* _PROBLEMS AND TASKS_:
**A.** Answer these questions using the post on the sibling effect.
(i) What did the writer always wish for while growing up?
(ii) How many daughters does the writer have?
(iii) To what do the writer's girlfriends who are not close with their sisters typically attribute it?
**B.** From the post on the sibling effect, repeat the passage starting at "I may be especially" and ending at "an intense relationship?".
**C.** Go on with the post on the sibling effect from the point where it stops.

Saturday, November 12, 2011

the sibling effect

When I was growing up, I always wished I had a sister close in age to me with whom I could share secrets, make up games and worlds, and have fights but then make up later. I am thrilled to have two girls of my own, and it's important to me that as they mature, they know how special and unique their bond with each other is. I want to do what I can to ensure my girls have a close relationship based on love and mutual respect.

I may be especially in tune to this aspect of parenting because I often wonder whether it will matter that I didn't grow up with a sibling close in age to me. I have no personal experience from which to draw when helping my children fight their battles with each other. And while I have several girlfriends who are close with their sisters, I also have a few who are not. They typically chalk it up to personality differences, but I have to wonder if it's more complicated--if the rift runs deeper than it seems. How could quirks in personality type be the sole divider between two people with such an intense relationship?

* _Items from a data source_:
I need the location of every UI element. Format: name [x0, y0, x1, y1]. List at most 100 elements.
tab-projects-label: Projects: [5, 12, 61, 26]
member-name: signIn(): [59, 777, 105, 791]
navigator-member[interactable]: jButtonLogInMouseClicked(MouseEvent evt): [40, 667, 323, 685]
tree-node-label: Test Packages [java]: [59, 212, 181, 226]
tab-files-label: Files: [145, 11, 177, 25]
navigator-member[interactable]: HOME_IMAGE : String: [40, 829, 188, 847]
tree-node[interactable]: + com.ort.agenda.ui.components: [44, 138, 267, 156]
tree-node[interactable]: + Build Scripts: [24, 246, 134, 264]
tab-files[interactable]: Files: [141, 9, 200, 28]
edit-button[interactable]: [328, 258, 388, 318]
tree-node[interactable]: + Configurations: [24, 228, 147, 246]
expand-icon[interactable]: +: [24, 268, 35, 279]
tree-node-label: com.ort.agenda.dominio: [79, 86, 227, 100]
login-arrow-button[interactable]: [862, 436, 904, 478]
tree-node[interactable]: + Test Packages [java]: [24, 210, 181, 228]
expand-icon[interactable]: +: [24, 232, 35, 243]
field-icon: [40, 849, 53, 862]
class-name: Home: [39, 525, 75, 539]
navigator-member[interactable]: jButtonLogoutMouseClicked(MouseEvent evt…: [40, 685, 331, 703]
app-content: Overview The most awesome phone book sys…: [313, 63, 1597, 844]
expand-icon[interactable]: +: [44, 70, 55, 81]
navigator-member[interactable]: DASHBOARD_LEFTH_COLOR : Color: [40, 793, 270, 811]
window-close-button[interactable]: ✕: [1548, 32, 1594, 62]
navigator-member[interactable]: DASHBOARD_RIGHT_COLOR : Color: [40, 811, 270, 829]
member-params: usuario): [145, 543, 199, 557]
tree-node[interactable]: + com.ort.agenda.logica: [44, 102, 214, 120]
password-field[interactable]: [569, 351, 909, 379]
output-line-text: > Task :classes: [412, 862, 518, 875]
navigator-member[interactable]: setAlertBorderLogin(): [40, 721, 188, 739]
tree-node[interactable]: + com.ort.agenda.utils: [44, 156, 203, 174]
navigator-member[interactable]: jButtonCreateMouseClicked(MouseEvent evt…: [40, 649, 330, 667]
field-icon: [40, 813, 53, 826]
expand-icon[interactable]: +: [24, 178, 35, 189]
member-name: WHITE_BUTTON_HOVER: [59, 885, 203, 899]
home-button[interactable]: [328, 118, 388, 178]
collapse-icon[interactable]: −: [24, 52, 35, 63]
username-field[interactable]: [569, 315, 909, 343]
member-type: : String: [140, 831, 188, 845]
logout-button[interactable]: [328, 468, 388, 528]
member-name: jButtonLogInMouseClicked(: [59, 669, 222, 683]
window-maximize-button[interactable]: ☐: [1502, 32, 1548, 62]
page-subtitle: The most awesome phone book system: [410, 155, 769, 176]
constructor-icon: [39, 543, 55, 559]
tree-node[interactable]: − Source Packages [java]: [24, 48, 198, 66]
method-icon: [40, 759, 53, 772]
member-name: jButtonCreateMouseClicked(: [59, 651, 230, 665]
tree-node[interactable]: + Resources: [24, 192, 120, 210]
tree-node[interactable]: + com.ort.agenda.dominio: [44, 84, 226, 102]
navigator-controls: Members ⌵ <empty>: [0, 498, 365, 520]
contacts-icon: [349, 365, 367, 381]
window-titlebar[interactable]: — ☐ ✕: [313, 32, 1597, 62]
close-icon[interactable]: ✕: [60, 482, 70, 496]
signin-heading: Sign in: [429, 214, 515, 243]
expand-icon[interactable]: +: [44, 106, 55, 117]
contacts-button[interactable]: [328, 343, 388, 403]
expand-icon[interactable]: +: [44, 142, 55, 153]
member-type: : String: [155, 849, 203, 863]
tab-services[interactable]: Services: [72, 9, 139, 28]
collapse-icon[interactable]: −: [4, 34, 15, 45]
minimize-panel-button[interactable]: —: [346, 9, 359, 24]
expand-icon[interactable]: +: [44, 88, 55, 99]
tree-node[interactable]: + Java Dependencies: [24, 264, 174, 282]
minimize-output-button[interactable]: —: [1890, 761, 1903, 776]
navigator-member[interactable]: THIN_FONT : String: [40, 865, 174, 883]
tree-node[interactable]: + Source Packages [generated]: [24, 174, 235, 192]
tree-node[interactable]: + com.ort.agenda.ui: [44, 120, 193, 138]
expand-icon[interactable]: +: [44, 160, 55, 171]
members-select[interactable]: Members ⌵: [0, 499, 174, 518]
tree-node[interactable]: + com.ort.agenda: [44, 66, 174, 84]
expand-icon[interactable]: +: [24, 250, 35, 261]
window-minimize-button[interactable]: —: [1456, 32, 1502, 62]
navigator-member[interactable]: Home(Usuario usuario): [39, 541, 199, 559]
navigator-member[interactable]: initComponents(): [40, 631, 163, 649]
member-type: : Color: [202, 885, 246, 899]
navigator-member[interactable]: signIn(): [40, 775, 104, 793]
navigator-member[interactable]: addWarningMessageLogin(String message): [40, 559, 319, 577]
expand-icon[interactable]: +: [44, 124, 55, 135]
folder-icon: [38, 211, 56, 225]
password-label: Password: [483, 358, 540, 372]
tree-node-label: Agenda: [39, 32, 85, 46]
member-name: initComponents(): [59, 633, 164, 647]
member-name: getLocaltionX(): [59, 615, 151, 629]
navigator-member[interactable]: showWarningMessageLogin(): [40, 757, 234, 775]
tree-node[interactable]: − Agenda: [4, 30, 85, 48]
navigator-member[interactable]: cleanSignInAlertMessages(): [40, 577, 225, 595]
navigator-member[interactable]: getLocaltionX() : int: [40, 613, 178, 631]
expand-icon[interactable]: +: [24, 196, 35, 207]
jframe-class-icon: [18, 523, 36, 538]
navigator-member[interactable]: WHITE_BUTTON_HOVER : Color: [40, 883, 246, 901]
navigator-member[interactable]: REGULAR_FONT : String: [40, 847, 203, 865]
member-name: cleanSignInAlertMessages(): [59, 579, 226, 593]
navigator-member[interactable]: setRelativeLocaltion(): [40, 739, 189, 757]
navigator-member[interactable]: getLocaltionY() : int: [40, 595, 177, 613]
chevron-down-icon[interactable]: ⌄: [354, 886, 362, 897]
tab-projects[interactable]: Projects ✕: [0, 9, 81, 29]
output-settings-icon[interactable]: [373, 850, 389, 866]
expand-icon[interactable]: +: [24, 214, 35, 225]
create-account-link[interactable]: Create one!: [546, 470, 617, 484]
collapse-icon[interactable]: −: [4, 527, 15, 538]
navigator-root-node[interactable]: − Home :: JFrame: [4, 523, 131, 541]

* _EXPECTED OUTPUTS_:
**A.**
(i) A sister close in age to share secrets with, make up games and worlds with, and fight with and then make up.
(ii) Two.
(iii) Personality differences.

**B.**
I may be especially in tune to this aspect of parenting because I often wonder whether it will matter that I didn't grow up with a sibling close in age to me. I have no personal experience from which to draw when helping my children fight their battles with each other. And while I have several girlfriends who are close with their sisters, I also have a few who are not. They typically chalk it up to personality differences, but I have to wonder if it's more complicated--if the rift runs deeper than it seems. How could quirks in personality type be the sole divider between two people with such an intense relationship?

**C.**
One of my favorite courses in college was developmental psychology. I love watching children learn and grow, and it was fascinating to me to learn the science to accompany my years of experience as a camp counselor. I finally knew what those kids were thinking! I've gotten another huge dose of knowledge in the past few weeks from a book I'm reading.

NurtureShock: New Thinking About Children
NurtureShock: New Thinking About Children by Po Bronson

My rating: 4 of 5 stars

I found Nurture Shock to be as eye-opening as Malcolm Gladwell's books and Freakonomics. In particular, I enjoyed the chapter on siblings. I find it interesting that the authors point to research showing children fight over their belongings, not over the affection of their parents. How egocentric of us to think otherwise! Then, at the end of the chapter they note the children who got along best with their siblings started out having good relationships with friends.

What frustrates me is that they don't provide specifics as to why these children had good relationships with friends; did their parents do something special or different to teach them to share toys or show respect? Perhaps they are gearing up to write a sequel or a workbook for parents. I hope so. I would snap it up in a heartbeat!

One of the mom bloggers I follow posted recently about the experience of actively managing her children's relationship. I hope parenting will come as naturally to me as it seems to for her.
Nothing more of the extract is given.